═══ Provided information ═══

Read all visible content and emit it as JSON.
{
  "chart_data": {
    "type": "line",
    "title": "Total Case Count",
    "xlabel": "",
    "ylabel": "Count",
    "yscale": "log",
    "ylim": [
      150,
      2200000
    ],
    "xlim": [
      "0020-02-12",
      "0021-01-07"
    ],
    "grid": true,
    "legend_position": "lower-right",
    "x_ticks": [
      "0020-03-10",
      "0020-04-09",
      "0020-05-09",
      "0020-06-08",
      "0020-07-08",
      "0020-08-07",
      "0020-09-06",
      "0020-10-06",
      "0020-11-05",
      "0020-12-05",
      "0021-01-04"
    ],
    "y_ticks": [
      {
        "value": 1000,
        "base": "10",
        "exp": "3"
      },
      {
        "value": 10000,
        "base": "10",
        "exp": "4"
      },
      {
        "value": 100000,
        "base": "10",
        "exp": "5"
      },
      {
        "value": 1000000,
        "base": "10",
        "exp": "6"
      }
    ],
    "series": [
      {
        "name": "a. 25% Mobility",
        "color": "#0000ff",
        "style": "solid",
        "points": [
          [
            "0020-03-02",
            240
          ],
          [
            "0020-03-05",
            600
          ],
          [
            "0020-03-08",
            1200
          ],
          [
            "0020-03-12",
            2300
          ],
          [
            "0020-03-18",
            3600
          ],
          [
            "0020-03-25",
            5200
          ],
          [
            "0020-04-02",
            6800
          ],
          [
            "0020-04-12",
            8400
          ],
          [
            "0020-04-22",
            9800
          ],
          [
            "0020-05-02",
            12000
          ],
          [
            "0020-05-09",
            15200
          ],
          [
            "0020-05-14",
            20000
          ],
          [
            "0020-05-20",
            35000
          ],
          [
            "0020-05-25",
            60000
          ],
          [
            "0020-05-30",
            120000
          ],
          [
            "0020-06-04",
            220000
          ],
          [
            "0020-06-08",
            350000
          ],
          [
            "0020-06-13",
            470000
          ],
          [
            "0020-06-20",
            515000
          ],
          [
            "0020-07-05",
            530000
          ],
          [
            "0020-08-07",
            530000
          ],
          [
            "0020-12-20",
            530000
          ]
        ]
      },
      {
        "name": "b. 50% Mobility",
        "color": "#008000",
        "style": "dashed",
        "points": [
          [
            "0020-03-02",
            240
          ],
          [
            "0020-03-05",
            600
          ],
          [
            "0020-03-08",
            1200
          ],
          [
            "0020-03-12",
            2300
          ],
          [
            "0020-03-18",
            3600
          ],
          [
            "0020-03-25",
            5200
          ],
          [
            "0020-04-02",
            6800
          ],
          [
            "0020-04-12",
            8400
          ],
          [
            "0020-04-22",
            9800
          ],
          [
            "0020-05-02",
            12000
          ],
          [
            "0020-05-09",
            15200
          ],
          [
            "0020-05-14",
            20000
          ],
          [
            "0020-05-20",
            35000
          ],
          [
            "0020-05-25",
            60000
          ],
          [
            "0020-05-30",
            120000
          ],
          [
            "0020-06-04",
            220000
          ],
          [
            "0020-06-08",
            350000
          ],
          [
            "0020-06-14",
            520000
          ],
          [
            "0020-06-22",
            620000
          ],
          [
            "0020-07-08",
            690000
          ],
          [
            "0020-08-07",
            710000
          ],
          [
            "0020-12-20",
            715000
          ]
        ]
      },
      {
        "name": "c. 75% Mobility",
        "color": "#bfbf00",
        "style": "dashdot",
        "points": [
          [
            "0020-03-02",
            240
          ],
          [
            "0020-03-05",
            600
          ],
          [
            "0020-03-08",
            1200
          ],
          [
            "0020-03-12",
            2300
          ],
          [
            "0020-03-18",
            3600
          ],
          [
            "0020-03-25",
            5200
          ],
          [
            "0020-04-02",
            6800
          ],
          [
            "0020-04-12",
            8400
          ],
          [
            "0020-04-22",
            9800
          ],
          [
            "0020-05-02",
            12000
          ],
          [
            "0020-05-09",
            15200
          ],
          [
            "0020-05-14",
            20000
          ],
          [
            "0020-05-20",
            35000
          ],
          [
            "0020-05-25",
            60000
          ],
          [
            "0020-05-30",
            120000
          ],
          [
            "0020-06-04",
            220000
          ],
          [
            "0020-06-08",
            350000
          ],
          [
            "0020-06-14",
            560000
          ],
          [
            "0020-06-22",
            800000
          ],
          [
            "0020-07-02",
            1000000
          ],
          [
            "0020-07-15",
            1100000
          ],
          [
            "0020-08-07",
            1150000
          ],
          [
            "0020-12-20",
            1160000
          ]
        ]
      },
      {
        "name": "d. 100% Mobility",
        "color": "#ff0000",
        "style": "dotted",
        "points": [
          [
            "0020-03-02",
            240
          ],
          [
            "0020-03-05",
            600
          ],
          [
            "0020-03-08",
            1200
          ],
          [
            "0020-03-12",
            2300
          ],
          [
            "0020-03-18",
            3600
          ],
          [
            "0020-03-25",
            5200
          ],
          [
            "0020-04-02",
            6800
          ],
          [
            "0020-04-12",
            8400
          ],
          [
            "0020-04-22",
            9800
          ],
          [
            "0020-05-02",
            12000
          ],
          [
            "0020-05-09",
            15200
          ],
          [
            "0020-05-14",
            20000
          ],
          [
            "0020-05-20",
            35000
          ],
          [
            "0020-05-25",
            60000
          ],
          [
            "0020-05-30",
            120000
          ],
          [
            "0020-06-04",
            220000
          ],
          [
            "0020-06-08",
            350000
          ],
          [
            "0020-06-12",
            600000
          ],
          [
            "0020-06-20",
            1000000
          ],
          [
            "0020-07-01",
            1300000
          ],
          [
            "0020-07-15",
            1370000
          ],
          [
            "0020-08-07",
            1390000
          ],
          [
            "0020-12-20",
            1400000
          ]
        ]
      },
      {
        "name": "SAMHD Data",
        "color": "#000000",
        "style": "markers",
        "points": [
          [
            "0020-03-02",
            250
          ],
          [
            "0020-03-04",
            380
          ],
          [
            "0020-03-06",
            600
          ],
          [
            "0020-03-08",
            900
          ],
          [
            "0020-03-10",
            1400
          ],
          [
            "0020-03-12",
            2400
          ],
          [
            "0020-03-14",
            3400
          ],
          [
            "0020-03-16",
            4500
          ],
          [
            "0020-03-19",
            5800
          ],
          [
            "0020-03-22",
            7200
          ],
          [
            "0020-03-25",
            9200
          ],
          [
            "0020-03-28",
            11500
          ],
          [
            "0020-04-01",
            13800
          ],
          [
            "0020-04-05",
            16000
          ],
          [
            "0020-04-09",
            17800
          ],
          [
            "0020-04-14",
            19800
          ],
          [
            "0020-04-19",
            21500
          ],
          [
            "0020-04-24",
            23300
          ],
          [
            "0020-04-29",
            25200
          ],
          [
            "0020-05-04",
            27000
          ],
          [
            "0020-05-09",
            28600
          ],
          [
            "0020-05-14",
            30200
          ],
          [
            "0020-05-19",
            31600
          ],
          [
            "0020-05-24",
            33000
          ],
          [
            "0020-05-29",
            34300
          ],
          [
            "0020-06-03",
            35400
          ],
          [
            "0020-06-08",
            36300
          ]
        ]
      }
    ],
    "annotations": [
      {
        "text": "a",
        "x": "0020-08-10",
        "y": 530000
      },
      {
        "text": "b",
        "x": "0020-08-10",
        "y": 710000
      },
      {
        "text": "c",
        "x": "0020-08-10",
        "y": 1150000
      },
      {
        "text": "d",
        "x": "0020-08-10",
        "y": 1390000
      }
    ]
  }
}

═══

What you will do: Go through the preceding material and copy each line that has the word "style".

Task result:
        "style": "solid",
        "style": "dashed",
        "style": "dashdot",
        "style": "dotted",
        "style": "markers",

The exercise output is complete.